Zum 1. Januar 2003 erwarb die F… GmbH sämtliche Anteile an der Q… GmbH. Zum 1. Januar 2004 schlossen die F… GmbH und die Q… GmbH einen Beherrschungs- und Ergebnisabführungsvertrag.
Zum 1. Januar 2004 wurde die P… GmbH im Wege der Gesamtrechtsnachfolge auf die F… GmbH verschmolzen.
Im Jahre 2004 veräußerte die F… GmbH ihren Dienstleistungsbereich inklusive Hardware, Software und Büroausstattung an zwei ihr nicht gehörende Gesellschaften.
Zum 31. Dezember 2004 war die F… GmbH zu 100 % an der Q… GmbH, zu 26 % an der T… GmbH und zu 6 % an der L… GmbH beteiligt. Die restlichen 74 % der Anteile der R… GmbH wurden zu dieser Zeit von einer anderen Konzerngesellschaft gehalten, die im Jahre 2005 auf die Antragstellerin verschmolzen wurde. Das Aktivvermögen der F… GmbH betrug 5.220.574 Euro (Liegenschaften 1.316.169 Euro, Anteile an verbundenen Unternehmen 3.347.832 Euro, Forderungen 221.842 Euro und liquide Mittel 163.439 Euro). Die F… GmbH erwirtschaftete Umsatzerlöse in Höhe von 1.252.192 Euro und sonstige betriebliche Erträge in Höhe von 498.097 Euro. Sie hatte Materialaufwand in Höhe von 501.987 Euro, der in Höhe von 500.693 Euro auf Aufwendungen im Rahmen der Hausbewirtschaftung entfiel. Insgesamt erzielt die F… GmbH im Jahre 2004 einen Jahresüberschuss sowohl aus ihrer eigenen Tätigkeit als auch aus dem Ergebnisabführungsvertrag mit der Q… GmbH. Sie beschäftigte im Jahresdurchschnitt sieben Mitarbeiter.
Zum Zeitpunkt des Abschlusses des Verschmelzungsvertrages wurden keine Arbeitnehmer mehr beschäftigt.

- Angezeigte Informationen -

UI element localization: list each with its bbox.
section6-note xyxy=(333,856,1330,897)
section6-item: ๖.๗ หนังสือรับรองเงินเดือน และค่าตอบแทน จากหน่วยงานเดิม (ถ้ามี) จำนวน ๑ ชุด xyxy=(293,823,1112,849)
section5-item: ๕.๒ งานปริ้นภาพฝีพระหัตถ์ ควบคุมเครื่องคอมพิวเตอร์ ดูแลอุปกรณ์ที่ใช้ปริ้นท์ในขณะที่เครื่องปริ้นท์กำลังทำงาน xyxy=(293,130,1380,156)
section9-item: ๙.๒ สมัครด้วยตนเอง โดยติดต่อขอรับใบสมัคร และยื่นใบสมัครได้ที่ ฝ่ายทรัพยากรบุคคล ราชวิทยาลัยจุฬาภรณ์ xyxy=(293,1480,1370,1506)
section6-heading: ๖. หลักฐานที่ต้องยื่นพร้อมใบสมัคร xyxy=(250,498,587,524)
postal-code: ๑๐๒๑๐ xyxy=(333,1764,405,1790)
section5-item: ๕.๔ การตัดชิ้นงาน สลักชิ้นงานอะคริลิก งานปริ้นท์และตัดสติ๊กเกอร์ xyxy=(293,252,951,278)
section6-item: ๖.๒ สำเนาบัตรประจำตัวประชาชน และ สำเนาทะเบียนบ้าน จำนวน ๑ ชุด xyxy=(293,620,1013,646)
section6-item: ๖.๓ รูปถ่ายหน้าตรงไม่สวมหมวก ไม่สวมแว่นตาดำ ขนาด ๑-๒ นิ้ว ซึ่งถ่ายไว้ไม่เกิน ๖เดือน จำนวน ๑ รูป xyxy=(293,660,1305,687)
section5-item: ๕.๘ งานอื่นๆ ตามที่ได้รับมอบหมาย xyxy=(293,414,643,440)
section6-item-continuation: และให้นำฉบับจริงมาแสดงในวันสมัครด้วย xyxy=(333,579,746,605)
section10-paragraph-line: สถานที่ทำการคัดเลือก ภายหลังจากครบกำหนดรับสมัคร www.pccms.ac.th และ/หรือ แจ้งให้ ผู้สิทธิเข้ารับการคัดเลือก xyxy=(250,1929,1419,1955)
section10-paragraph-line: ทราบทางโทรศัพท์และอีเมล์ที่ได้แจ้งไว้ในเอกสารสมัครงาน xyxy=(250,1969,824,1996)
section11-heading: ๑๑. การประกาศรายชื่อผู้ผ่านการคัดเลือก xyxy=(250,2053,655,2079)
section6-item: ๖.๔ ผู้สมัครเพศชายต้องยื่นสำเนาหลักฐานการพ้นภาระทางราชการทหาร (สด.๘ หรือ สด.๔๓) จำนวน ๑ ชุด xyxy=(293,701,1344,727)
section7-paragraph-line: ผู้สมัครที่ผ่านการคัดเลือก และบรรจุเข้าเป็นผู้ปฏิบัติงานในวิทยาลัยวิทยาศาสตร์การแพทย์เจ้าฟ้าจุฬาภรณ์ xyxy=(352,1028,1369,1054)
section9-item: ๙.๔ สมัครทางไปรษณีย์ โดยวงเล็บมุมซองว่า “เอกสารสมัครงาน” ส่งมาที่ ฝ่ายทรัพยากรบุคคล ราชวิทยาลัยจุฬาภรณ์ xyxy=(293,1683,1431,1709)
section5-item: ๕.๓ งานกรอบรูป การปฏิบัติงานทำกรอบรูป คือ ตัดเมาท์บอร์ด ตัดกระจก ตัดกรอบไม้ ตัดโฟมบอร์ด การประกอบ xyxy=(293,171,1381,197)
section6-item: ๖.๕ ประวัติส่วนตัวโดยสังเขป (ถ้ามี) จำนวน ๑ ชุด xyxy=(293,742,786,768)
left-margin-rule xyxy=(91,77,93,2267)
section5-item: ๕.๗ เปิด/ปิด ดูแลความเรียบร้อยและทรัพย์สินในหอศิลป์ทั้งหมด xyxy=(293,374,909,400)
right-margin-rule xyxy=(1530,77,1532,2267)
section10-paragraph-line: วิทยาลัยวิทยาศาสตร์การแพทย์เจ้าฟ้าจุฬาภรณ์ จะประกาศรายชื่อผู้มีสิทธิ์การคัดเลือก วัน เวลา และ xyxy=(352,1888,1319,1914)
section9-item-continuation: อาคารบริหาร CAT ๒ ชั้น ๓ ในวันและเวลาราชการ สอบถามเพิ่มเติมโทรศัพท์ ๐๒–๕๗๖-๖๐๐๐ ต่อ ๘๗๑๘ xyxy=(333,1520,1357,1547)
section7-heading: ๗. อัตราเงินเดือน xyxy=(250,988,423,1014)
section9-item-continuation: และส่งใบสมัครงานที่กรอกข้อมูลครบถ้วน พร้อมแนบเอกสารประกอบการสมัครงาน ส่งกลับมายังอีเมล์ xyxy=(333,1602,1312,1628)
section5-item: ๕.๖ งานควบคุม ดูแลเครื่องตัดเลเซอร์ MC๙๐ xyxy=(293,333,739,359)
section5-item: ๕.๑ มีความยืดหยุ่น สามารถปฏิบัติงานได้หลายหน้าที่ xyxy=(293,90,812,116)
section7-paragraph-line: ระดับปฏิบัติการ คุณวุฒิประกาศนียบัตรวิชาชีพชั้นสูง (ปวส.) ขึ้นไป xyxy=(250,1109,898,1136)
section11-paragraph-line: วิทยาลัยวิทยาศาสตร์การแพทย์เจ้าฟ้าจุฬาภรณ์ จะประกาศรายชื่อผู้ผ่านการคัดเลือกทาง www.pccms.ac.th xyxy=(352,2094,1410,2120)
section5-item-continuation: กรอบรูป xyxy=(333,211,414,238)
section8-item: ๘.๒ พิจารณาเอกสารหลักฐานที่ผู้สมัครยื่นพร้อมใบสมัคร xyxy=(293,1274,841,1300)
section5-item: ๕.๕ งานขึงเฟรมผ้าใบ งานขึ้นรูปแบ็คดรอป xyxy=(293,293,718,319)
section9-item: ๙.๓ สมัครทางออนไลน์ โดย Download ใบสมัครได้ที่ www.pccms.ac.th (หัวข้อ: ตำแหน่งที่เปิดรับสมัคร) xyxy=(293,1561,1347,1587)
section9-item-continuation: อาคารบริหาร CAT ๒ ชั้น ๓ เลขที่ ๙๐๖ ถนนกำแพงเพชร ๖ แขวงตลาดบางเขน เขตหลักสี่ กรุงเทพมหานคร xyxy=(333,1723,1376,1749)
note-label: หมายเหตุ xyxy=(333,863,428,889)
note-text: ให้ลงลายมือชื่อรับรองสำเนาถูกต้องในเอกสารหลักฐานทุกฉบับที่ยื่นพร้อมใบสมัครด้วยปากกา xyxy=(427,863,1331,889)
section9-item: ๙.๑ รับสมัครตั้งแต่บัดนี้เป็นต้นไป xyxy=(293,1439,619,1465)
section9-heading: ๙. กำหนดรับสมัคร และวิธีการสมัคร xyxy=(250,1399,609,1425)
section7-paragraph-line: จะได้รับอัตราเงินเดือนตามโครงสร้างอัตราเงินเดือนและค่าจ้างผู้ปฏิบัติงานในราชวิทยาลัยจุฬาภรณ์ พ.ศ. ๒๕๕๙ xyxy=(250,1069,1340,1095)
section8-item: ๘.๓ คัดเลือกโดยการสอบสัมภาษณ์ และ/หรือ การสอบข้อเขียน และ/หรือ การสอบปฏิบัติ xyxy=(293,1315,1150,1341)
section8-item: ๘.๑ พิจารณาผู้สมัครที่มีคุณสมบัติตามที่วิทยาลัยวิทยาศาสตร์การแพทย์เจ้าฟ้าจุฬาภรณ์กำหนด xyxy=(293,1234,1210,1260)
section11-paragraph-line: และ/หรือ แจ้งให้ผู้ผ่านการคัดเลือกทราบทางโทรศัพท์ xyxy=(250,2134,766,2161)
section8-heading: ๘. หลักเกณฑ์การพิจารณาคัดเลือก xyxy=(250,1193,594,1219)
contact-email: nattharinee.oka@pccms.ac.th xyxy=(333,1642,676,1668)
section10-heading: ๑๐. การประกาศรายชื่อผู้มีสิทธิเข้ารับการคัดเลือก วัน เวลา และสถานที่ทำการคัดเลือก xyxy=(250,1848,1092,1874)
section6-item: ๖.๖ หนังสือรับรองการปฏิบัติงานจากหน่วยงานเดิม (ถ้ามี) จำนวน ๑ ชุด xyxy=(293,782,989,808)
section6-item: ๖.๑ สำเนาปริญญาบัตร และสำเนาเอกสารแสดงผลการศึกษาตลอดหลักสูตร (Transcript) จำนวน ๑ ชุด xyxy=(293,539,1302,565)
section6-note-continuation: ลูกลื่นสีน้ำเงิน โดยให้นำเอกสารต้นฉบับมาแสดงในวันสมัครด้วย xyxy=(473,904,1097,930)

- Gestellte Aufgabe -
Prüfen Sie anhand des Auszugs, ob die folgenden Aussagen zutreffen, und belegen Sie jedes Ja oder Nein mit den entscheidenden Worten des Auszugs als wörtlichem Zitat. 1. Die F… GmbH erwarb zum 1. Januar 2003 sämtliche Anteile an der Q… GmbH. 2. Zum 31. Dezember 2004 war die F… GmbH zu 26 % an der L… GmbH beteiligt. 3. Die F… GmbH beschäftigte im Jahresdurchschnitt sieben Mitarbeiter. Die Datensätze werden hier nicht benötigt.

- Erwartete Antwort -
1. Ja: „Zum 1. Januar 2003 erwarb die F… GmbH sämtliche Anteile an der Q… GmbH.“
2. Nein: „zu 26 % an der T… GmbH und zu 6 % an der L… GmbH beteiligt“
3. Ja: „Sie beschäftigte im Jahresdurchschnitt sieben Mitarbeiter.“